>> Start Entries shown
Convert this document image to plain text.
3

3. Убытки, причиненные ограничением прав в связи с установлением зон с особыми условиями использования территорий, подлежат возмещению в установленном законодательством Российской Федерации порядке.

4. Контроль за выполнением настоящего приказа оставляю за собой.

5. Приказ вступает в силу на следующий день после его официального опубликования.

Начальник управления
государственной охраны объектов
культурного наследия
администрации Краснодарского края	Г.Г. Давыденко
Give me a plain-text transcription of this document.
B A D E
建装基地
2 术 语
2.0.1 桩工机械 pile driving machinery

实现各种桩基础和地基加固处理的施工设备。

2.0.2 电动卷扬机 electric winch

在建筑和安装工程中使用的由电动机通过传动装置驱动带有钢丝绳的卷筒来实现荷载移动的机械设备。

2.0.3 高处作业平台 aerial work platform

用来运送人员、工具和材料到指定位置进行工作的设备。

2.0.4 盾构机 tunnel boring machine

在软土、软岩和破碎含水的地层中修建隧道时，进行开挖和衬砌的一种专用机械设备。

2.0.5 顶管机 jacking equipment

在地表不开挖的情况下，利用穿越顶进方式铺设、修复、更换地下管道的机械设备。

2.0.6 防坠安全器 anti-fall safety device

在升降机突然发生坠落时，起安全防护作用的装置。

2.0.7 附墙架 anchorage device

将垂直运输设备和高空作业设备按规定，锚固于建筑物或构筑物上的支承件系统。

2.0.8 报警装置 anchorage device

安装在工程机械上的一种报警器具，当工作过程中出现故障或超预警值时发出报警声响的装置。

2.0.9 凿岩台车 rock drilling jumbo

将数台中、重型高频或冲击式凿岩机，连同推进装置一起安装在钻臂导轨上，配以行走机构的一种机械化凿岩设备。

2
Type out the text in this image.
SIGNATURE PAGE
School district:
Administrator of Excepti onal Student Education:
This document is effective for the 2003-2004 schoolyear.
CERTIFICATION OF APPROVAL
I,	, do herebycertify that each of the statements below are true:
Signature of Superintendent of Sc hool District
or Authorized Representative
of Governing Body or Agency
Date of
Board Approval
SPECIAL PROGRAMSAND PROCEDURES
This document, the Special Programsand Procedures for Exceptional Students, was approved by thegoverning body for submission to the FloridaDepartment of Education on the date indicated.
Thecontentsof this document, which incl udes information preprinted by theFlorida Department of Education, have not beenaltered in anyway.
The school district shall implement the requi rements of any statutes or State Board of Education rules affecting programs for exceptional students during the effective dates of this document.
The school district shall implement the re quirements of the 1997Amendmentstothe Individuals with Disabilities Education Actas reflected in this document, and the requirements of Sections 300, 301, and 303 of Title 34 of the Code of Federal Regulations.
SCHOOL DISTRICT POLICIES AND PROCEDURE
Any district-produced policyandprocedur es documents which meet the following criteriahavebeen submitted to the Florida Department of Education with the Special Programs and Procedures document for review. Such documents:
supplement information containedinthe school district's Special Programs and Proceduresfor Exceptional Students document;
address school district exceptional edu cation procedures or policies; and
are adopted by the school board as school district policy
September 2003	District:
>> End Entries shown
Exercise:
Copy every line above in which the string "image" shows up.

Full output:
Convert this document image to plain text.
Type out the text in this image.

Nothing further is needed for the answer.